Every line below should be set down exactly as it appears.

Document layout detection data
+ + +

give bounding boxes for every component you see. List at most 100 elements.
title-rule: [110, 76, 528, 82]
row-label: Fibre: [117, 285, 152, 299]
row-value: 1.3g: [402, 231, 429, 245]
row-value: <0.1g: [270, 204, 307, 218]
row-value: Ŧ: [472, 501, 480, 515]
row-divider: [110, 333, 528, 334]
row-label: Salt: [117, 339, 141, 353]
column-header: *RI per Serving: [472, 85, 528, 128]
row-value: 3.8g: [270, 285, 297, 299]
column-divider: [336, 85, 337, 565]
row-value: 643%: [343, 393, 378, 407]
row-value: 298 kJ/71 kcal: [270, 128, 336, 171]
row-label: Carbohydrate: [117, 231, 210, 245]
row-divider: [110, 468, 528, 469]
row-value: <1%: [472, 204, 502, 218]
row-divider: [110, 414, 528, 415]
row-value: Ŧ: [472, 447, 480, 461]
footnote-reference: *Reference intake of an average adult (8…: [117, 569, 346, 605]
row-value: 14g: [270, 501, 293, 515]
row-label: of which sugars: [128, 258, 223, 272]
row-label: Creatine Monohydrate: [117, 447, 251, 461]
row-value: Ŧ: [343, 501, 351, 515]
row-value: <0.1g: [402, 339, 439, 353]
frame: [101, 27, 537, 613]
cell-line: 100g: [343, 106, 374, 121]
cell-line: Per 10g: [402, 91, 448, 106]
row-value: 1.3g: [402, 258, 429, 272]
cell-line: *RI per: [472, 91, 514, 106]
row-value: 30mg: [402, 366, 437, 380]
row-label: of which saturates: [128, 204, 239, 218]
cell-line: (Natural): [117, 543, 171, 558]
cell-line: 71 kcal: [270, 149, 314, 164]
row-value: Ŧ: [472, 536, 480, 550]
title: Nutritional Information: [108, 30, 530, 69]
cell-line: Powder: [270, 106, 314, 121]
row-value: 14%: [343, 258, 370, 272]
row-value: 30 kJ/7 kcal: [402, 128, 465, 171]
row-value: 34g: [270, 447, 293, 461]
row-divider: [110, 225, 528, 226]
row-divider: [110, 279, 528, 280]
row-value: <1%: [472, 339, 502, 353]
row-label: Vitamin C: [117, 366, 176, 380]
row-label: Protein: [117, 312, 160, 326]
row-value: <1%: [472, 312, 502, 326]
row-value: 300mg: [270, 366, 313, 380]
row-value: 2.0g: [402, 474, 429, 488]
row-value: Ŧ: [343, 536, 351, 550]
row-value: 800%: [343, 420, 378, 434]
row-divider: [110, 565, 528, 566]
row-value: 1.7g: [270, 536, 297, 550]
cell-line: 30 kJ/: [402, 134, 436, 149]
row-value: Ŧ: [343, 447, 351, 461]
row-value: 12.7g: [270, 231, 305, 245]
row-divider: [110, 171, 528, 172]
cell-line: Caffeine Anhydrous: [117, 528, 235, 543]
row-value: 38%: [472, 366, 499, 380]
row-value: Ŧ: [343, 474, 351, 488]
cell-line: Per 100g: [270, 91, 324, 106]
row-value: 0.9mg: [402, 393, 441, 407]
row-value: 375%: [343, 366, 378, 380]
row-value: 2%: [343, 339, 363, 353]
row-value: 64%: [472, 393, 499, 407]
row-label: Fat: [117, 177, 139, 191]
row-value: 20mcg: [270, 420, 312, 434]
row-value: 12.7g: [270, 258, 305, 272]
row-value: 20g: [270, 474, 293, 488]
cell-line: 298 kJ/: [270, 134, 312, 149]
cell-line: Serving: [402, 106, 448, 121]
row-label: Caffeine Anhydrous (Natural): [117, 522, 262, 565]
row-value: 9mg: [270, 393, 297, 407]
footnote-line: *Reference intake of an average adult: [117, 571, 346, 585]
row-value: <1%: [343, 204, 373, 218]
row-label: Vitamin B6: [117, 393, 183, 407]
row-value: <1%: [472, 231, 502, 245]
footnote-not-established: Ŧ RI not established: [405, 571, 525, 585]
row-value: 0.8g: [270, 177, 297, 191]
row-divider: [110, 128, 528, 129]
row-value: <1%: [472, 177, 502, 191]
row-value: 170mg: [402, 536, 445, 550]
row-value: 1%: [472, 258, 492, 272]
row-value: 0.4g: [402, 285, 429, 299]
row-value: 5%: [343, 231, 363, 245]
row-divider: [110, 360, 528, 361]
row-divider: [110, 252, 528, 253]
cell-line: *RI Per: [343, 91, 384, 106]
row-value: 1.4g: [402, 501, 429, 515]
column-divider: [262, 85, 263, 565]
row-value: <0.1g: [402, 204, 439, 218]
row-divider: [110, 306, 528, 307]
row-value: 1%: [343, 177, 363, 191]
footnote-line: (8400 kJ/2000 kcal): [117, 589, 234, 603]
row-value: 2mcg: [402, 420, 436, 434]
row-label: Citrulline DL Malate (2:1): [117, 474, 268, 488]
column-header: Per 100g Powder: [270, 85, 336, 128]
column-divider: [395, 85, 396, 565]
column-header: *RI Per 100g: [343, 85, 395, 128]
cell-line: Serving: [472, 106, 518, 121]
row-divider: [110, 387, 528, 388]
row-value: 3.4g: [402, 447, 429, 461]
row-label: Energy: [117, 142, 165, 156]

+ + +

→ Solved exercise
give bounding boxes for every component you see. List at most 100 elements.
title-rule: [110, 76, 528, 82]
row-label: Fibre: [117, 285, 152, 299]
row-value: 1.3g: [402, 231, 429, 245]
row-value: <0.1g: [270, 204, 307, 218]
row-value: Ŧ: [472, 501, 480, 515]
row-divider: [110, 333, 528, 334]
row-label: Salt: [117, 339, 141, 353]
column-header: *RI per Serving: [472, 85, 528, 128]
row-value: 3.8g: [270, 285, 297, 299]
column-divider: [336, 85, 337, 565]
row-value: 643%: [343, 393, 378, 407]
row-value: 298 kJ/71 kcal: [270, 128, 336, 171]
row-label: Carbohydrate: [117, 231, 210, 245]
row-divider: [110, 468, 528, 469]
row-value: <1%: [472, 204, 502, 218]
row-divider: [110, 414, 528, 415]
row-value: Ŧ: [472, 447, 480, 461]
footnote-reference: *Reference intake of an average adult (8…: [117, 569, 346, 605]
row-value: 14g: [270, 501, 293, 515]
row-label: of which sugars: [128, 258, 223, 272]
row-label: Creatine Monohydrate: [117, 447, 251, 461]
row-value: Ŧ: [343, 501, 351, 515]
row-value: <0.1g: [402, 339, 439, 353]
frame: [101, 27, 537, 613]
cell-line: 100g: [343, 106, 374, 121]
cell-line: Per 10g: [402, 91, 448, 106]
row-value: 1.3g: [402, 258, 429, 272]
cell-line: *RI per: [472, 91, 514, 106]
row-value: 30mg: [402, 366, 437, 380]
row-label: of which saturates: [128, 204, 239, 218]
cell-line: (Natural): [117, 543, 171, 558]
cell-line: 71 kcal: [270, 149, 314, 164]
row-value: Ŧ: [472, 536, 480, 550]
title: Nutritional Information: [108, 30, 530, 69]
cell-line: Powder: [270, 106, 314, 121]
row-value: 14%: [343, 258, 370, 272]
row-value: 30 kJ/7 kcal: [402, 128, 465, 171]
row-value: 34g: [270, 447, 293, 461]
row-divider: [110, 225, 528, 226]
row-divider: [110, 279, 528, 280]
row-value: <1%: [472, 339, 502, 353]
row-label: Vitamin C: [117, 366, 176, 380]
row-label: Protein: [117, 312, 160, 326]
row-value: <1%: [472, 312, 502, 326]
row-value: 300mg: [270, 366, 313, 380]
row-value: 2.0g: [402, 474, 429, 488]
row-value: Ŧ: [343, 536, 351, 550]
row-value: 800%: [343, 420, 378, 434]
row-divider: [110, 565, 528, 566]
row-value: 1.7g: [270, 536, 297, 550]
cell-line: 30 kJ/: [402, 134, 436, 149]
row-value: Ŧ: [343, 447, 351, 461]
row-value: 12.7g: [270, 231, 305, 245]
row-divider: [110, 171, 528, 172]
cell-line: Caffeine Anhydrous: [117, 528, 235, 543]
row-value: 38%: [472, 366, 499, 380]
row-value: Ŧ: [343, 474, 351, 488]
cell-line: Per 100g: [270, 91, 324, 106]
row-value: 0.9mg: [402, 393, 441, 407]
row-value: 375%: [343, 366, 378, 380]
row-value: 2%: [343, 339, 363, 353]
row-value: 64%: [472, 393, 499, 407]
row-label: Fat: [117, 177, 139, 191]
row-value: 20mcg: [270, 420, 312, 434]
row-value: 12.7g: [270, 258, 305, 272]
row-value: 20g: [270, 474, 293, 488]
cell-line: 298 kJ/: [270, 134, 312, 149]
cell-line: Serving: [402, 106, 448, 121]
row-label: Caffeine Anhydrous (Natural): [117, 522, 262, 565]
row-value: 9mg: [270, 393, 297, 407]
footnote-line: *Reference intake of an average adult: [117, 571, 346, 585]
row-value: <1%: [343, 204, 373, 218]
row-label: Vitamin B6: [117, 393, 183, 407]
row-value: <1%: [472, 231, 502, 245]
footnote-not-established: Ŧ RI not established: [405, 571, 525, 585]
row-value: 0.8g: [270, 177, 297, 191]
row-divider: [110, 128, 528, 129]
row-value: <1%: [472, 177, 502, 191]
row-value: 170mg: [402, 536, 445, 550]
row-value: 1%: [472, 258, 492, 272]
row-value: 0.4g: [402, 285, 429, 299]
row-value: 5%: [343, 231, 363, 245]
row-divider: [110, 360, 528, 361]
row-divider: [110, 252, 528, 253]
cell-line: *RI Per: [343, 91, 384, 106]
row-value: 1.4g: [402, 501, 429, 515]
column-divider: [262, 85, 263, 565]
row-value: <0.1g: [402, 204, 439, 218]
row-divider: [110, 306, 528, 307]
row-value: 1%: [343, 177, 363, 191]
footnote-line: (8400 kJ/2000 kcal): [117, 589, 234, 603]
row-value: 2mcg: [402, 420, 436, 434]
row-label: Citrulline DL Malate (2:1): [117, 474, 268, 488]
column-header: Per 100g Powder: [270, 85, 336, 128]
column-divider: [395, 85, 396, 565]
column-header: *RI Per 100g: [343, 85, 395, 128]
cell-line: Serving: [472, 106, 518, 121]
row-divider: [110, 387, 528, 388]
row-value: 3.4g: [402, 447, 429, 461]
row-label: Energy: [117, 142, 165, 156]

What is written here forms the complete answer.